→ **Description of the task**:
Narrow the data below down to the lines containing "title".

[Extracted records]
· · · · · · ·
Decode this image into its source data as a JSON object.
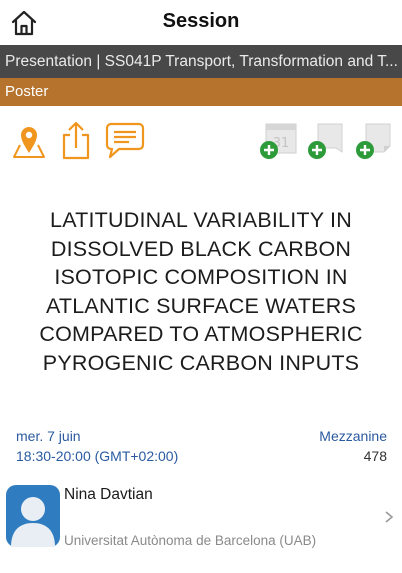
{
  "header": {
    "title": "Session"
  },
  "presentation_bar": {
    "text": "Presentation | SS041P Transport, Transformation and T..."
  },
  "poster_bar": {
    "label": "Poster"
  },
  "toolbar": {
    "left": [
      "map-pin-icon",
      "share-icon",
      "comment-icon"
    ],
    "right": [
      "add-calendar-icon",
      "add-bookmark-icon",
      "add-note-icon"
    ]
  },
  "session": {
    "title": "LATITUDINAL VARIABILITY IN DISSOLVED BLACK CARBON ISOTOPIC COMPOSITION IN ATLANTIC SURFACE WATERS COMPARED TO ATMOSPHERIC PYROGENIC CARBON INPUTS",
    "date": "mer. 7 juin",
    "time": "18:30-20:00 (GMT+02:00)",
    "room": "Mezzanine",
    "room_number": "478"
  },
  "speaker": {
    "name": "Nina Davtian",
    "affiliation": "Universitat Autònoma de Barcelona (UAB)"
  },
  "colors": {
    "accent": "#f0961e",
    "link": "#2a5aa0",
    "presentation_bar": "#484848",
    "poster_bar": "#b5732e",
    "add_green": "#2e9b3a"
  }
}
· · · · · · ·
→ **Output**:
    "title": "Session"
    "title": "LATITUDINAL VARIABILITY IN DISSOLVED BLACK CARBON ISOTOPIC COMPOSITION IN ATLANTIC SURFACE WATERS COMPARED TO ATMOSPHERIC PYROGENIC CARBON INPUTS",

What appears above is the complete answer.